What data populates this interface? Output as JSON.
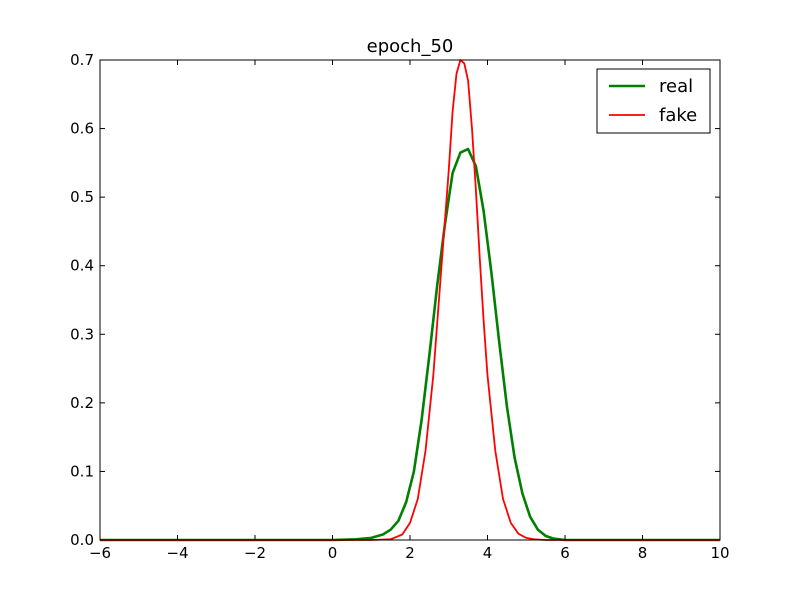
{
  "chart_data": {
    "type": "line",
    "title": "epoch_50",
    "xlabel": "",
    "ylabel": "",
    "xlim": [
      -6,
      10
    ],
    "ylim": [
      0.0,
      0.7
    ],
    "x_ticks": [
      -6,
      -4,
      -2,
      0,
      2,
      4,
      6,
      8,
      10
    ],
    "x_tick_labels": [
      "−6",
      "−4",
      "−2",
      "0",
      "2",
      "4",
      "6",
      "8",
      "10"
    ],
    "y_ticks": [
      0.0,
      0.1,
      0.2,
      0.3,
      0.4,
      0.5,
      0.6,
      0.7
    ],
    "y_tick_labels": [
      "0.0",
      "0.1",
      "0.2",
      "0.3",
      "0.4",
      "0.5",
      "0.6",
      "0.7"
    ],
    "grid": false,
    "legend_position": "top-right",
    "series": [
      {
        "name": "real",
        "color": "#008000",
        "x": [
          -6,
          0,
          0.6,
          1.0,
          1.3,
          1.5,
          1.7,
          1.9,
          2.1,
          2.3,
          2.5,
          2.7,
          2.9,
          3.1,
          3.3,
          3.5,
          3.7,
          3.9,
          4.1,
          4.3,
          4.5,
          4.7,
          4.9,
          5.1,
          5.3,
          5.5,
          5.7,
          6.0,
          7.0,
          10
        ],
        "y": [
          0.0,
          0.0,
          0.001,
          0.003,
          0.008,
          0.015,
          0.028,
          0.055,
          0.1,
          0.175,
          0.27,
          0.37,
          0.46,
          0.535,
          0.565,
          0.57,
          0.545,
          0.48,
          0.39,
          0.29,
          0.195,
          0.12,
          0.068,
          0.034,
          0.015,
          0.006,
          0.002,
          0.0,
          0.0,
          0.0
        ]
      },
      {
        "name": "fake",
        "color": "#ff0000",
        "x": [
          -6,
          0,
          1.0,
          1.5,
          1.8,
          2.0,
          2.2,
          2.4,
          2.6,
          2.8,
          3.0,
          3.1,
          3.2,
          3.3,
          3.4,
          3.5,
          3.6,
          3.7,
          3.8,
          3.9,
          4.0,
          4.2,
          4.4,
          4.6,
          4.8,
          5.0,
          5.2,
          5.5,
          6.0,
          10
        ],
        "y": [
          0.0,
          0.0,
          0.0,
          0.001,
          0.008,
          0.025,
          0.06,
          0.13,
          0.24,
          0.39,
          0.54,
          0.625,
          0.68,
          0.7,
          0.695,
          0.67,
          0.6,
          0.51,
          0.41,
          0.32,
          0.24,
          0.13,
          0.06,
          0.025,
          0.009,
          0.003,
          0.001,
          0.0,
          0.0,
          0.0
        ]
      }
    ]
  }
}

────

■ EXERCISE DETAILS ■
Quote the material word for word, dropping any images it holds.

■ WRITTEN ANSWER ■
What data populates this interface? Output as JSON.
{
  "chart_data": {
    "type": "line",
    "title": "epoch_50",
    "xlabel": "",
    "ylabel": "",
    "xlim": [
      -6,
      10
    ],
    "ylim": [
      0.0,
      0.7
    ],
    "x_ticks": [
      -6,
      -4,
      -2,
      0,
      2,
      4,
      6,
      8,
      10
    ],
    "x_tick_labels": [
      "−6",
      "−4",
      "−2",
      "0",
      "2",
      "4",
      "6",
      "8",
      "10"
    ],
    "y_ticks": [
      0.0,
      0.1,
      0.2,
      0.3,
      0.4,
      0.5,
      0.6,
      0.7
    ],
    "y_tick_labels": [
      "0.0",
      "0.1",
      "0.2",
      "0.3",
      "0.4",
      "0.5",
      "0.6",
      "0.7"
    ],
    "grid": false,
    "legend_position": "top-right",
    "series": [
      {
        "name": "real",
        "color": "#008000",
        "x": [
          -6,
          0,
          0.6,
          1.0,
          1.3,
          1.5,
          1.7,
          1.9,
          2.1,
          2.3,
          2.5,
          2.7,
          2.9,
          3.1,
          3.3,
          3.5,
          3.7,
          3.9,
          4.1,
          4.3,
          4.5,
          4.7,
          4.9,
          5.1,
          5.3,
          5.5,
          5.7,
          6.0,
          7.0,
          10
        ],
        "y": [
          0.0,
          0.0,
          0.001,
          0.003,
          0.008,
          0.015,
          0.028,
          0.055,
          0.1,
          0.175,
          0.27,
          0.37,
          0.46,
          0.535,
          0.565,
          0.57,
          0.545,
          0.48,
          0.39,
          0.29,
          0.195,
          0.12,
          0.068,
          0.034,
          0.015,
          0.006,
          0.002,
          0.0,
          0.0,
          0.0
        ]
      },
      {
        "name": "fake",
        "color": "#ff0000",
        "x": [
          -6,
          0,
          1.0,
          1.5,
          1.8,
          2.0,
          2.2,
          2.4,
          2.6,
          2.8,
          3.0,
          3.1,
          3.2,
          3.3,
          3.4,
          3.5,
          3.6,
          3.7,
          3.8,
          3.9,
          4.0,
          4.2,
          4.4,
          4.6,
          4.8,
          5.0,
          5.2,
          5.5,
          6.0,
          10
        ],
        "y": [
          0.0,
          0.0,
          0.0,
          0.001,
          0.008,
          0.025,
          0.06,
          0.13,
          0.24,
          0.39,
          0.54,
          0.625,
          0.68,
          0.7,
          0.695,
          0.67,
          0.6,
          0.51,
          0.41,
          0.32,
          0.24,
          0.13,
          0.06,
          0.025,
          0.009,
          0.003,
          0.001,
          0.0,
          0.0,
          0.0
        ]
      }
    ]
  }
}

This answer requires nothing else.